* Texto proporcionado *
◇ ◇ ◇ ◇ ◇

Estando en la clínica, José Neyder cumplió los 18 años, la mayoría de edad, y don Nelson, como pudo, le regaló para que se tomara las fotos y sacara la cédula. Vino entonces su segundo golpe en la vida; el primero había sido a los 14 años, cuando una penosa enfermedad se llevó a su madre.
El gran anhelo del hijo de don Nelson, que por alguna razón dejó de asistir a la escuela cuando apenas había culminado el tercer grado de primaria, era ingresar al Ejército y quedarse como soldado profesional. Sin embargo, en el examen físico fue rechazado por la cirugía que había tenido en su mano.
Don Nelson no recuerda que su hijo volviera a sonreír desde entonces. El último gesto de alegría del tercero de sus seis hijos, dos de crianza y uno ya asesinado, fue cuando su madre aún estaba viva.
Empezó entonces a rebuscarse en las calles trabajando como ayudante de construcción o lavando carros. “Se ganaba su platica honradamente, sin hacerle daño a nadie. A veces también salía a limpiar vidrios en los semáforos”, recuerda don Nelson, quien lleva varias semanas saliendo en las mañanas a caminar las calles del barrio Alfonso López buscando empleo.
A través de la ONG Legión del Afecto, José Neyder había participado en actividades culturales, pero su ejercicio favorito era el fútbol. El día que se fue a Ecuador, no se despidió de su padre y fue a través de una hermana que supo que había salido a buscar mejor futuro trabajando en la caña.
Por eso el dolor que sintió esa tarde cuando llegó apenas, sin desayunar, a hacer algo de comer para pasar el trago amargo de no haber conseguido empleo y luego de asistir al médico para hacer unos exámenes.
“Venía llegando cuando me llamó una vecina y me dijo: ‘Nelson arrime a la casa’. Yo estaba poniendo un arroz al fogón porque ya era la 1:30 de la tarde y no habíamos desayunado; y cuando fui, me preguntó si había visto las noticias y le dije que en estos días no... Y cuando me mostró esa foto, hasta ahí me llegó el hambre”.

◇ ◇ ◇ ◇ ◇

* Datos *
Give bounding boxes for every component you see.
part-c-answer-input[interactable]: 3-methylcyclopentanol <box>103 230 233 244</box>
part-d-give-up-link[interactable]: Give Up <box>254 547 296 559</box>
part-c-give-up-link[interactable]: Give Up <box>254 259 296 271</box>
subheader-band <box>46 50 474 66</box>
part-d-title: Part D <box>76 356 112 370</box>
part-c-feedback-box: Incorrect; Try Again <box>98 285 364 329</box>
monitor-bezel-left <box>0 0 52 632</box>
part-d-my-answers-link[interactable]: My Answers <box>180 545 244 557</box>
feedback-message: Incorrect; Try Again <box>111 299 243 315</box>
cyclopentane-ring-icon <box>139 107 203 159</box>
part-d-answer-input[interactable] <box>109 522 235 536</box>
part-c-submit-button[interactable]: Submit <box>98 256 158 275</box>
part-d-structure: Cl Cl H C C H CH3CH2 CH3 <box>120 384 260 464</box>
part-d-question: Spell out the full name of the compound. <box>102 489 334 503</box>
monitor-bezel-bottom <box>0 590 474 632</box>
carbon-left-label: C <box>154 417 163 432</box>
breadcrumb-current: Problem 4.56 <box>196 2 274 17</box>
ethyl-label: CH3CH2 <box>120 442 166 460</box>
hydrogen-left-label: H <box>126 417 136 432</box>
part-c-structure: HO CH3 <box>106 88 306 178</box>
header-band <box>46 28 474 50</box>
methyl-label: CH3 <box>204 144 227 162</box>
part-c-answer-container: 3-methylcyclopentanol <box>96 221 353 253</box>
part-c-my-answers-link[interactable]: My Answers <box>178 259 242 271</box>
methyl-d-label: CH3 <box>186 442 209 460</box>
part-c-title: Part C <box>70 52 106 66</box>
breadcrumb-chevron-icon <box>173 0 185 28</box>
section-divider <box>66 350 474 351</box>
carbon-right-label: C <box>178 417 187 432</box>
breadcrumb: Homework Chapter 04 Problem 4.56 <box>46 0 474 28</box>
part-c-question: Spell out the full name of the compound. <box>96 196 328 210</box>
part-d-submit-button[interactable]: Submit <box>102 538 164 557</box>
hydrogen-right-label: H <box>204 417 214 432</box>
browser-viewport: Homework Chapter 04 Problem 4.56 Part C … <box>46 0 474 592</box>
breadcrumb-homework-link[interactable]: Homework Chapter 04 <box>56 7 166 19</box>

◇ ◇ ◇ ◇ ◇

* Problema a resolver *
Prosigue el texto sobre José Neyder y su padre, don Nelson, a partir de su última oración.

* Respuesta escrita *
“En Potrero Grande es más fácil acceder a un arma que a un empleo formal”
Si todo hubiese salido tal y como estaba planeado, José Neyder y otro de sus compañeros, también detenido en Ecuador, ya serían los dueños de su propia peluquería en el sector de Potrero Grande. Ya habían recibido talleres en formación empresarial, manejo de emociones y emprendimiento laboral, pero se quedaron a la espera de que les entregaran el respaldo económico para comprar las sillas, los insumos y las máquinas.
Este hecho dejó un sinsabor en Carlos Mina, quien estuvo con ellos durante ocho meses aportando en su proceso de transformación y preparación para el reinicio de lo que sería una vida lejos de dinámicas de criminalidad.
“No se trata de justificar lo que hicieron o no hicieron, pero veníamos en un programa con ellos, capacitándolos y, cuando iban a terminar el curso, íbamos a ayudarles con lo de las máquinas, pero a veces los factores se estancan y entonces llegó más fácil una fuerza negativa que los insumos para el proyecto”, dice Mina, quien trabaja como mediador de convivencia con la Fundación Alvaralice.
Sin embargo, es difícil que logren el éxito absoluto todos los programas sociales que ONG, el Estado y algunas fundaciones realizan en este sector de la ciudad. Sobre todo porque la oferta criminal es permanente y los programas de asistencia de las entidades públicas y las privadas se proyectan a tiempos cortos y no tienen la misma continuidad que lo hace la delincuencia.
“Yo mismo estudié con los programas y para conseguir empleo me tocó voltear bastante y ser rechazado muchas veces; y también pensé ‘¿será que me va tocar coger las armas?’. Porque en Potrero Grande es más fácil acceder a un arma que a un empleo formal. Más fácil en la calle le colocan a usted una moto y una pistola que la oportunidad de un empleo”.